╭─ Records to process

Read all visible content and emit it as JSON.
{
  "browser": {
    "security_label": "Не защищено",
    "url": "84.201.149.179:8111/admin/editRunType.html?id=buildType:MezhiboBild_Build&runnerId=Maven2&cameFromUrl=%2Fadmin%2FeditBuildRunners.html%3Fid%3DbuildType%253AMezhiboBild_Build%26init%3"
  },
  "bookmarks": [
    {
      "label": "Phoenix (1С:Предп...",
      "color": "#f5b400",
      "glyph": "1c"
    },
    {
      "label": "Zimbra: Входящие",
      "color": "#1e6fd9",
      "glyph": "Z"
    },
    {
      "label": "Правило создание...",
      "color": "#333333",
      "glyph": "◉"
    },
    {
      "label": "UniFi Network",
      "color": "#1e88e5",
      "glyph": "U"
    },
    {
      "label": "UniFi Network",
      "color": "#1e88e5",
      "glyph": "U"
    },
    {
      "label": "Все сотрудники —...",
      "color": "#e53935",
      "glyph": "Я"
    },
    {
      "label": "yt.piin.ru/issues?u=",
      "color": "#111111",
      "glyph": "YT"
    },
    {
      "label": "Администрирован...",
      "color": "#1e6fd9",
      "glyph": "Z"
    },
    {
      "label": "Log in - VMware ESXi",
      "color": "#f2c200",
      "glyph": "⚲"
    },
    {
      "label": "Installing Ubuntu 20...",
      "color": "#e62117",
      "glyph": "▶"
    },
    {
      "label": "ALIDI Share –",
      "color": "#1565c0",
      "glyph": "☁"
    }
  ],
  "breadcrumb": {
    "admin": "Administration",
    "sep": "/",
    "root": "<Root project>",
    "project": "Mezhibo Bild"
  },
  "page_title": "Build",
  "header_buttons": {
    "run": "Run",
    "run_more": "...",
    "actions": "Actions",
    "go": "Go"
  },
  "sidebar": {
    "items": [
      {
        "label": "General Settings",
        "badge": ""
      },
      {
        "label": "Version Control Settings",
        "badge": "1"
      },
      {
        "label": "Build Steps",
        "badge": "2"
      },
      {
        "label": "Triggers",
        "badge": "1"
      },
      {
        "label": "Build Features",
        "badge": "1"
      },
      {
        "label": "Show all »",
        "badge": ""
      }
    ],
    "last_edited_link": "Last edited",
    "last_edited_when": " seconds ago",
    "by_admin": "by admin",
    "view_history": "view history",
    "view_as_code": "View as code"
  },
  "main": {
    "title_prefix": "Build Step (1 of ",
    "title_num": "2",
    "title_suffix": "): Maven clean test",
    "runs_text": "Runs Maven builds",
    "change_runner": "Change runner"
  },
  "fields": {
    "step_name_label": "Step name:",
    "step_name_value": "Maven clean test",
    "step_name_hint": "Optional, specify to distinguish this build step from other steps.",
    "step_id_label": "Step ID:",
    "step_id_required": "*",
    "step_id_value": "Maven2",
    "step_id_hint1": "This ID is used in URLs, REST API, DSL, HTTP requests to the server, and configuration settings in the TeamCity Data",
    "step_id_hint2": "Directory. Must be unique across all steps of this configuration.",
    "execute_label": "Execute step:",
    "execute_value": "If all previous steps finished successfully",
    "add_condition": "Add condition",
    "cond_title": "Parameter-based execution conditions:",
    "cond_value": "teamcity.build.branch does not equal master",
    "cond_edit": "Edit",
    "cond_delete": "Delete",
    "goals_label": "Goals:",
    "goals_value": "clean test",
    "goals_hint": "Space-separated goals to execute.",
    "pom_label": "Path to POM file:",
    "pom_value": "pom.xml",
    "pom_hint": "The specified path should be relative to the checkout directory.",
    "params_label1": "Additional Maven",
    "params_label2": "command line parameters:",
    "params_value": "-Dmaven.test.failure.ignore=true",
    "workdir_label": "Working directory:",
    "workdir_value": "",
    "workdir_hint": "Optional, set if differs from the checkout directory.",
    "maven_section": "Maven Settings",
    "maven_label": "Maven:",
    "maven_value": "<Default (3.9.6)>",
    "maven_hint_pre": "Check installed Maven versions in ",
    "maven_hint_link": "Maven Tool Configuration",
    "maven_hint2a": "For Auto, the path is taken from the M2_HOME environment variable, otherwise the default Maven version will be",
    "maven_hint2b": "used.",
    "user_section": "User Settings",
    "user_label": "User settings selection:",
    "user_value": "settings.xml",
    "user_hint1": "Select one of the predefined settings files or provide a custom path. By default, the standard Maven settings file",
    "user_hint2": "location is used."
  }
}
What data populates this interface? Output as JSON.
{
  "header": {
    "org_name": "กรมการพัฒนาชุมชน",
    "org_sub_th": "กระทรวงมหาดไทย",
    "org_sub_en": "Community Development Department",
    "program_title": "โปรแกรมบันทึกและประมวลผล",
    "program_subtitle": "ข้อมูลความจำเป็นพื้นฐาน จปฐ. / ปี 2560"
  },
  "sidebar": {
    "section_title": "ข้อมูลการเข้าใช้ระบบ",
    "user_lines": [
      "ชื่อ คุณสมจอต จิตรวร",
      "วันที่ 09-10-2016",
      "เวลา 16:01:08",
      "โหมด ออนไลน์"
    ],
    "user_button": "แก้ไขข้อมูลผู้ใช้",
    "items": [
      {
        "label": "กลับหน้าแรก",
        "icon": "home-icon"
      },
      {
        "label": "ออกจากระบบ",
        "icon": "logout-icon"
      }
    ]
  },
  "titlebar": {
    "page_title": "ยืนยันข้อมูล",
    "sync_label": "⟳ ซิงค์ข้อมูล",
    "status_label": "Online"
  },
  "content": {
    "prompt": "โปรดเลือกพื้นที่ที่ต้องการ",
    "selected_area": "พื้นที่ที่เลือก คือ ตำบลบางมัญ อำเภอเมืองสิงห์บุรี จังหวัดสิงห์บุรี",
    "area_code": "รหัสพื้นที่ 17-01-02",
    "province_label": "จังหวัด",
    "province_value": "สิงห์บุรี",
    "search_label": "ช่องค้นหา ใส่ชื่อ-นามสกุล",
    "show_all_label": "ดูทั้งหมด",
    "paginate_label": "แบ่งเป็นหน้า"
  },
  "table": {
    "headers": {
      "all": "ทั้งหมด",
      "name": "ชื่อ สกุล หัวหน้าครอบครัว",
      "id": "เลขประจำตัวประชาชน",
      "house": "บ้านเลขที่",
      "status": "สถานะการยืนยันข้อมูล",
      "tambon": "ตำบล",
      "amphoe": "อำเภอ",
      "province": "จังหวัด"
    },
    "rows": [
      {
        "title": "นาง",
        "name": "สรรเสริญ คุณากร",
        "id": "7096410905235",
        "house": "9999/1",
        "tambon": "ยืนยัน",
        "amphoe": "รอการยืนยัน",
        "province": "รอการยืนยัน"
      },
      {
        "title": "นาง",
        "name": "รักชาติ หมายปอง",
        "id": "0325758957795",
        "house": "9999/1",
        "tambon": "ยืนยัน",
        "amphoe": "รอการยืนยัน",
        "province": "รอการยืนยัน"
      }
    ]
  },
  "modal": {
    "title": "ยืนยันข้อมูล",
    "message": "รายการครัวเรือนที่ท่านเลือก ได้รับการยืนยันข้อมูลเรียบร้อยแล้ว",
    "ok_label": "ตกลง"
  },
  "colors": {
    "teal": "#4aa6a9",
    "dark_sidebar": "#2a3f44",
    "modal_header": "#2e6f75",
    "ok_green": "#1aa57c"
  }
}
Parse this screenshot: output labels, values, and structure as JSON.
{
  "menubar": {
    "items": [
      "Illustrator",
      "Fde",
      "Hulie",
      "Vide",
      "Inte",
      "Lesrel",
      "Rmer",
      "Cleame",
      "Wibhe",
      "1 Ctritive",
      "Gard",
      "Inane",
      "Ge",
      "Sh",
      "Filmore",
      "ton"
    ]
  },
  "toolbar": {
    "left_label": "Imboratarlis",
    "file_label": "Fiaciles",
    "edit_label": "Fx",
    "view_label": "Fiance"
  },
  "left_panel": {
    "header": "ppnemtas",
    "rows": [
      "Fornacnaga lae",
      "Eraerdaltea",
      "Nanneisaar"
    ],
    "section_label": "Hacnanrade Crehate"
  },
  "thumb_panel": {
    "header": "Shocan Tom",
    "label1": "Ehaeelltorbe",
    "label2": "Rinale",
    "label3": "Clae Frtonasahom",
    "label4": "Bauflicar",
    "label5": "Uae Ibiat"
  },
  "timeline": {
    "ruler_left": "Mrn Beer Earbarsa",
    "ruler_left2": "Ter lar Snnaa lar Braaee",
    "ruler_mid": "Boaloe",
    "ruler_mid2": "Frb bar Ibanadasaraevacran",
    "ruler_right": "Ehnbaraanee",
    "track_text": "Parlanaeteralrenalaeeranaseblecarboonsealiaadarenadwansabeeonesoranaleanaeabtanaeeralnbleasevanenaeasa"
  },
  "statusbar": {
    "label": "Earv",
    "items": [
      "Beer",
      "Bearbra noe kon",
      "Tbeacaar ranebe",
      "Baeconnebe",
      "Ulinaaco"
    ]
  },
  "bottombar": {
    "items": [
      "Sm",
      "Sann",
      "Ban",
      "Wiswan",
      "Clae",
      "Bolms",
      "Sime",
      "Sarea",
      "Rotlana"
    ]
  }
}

╰─

Given problem |
Using the listing above, gather each line that holds the string "Optional" and copy it.

Exercise output |
    "step_name_hint": "Optional, specify to distinguish this build step from other steps.",
    "workdir_hint": "Optional, set if differs from the checkout directory.",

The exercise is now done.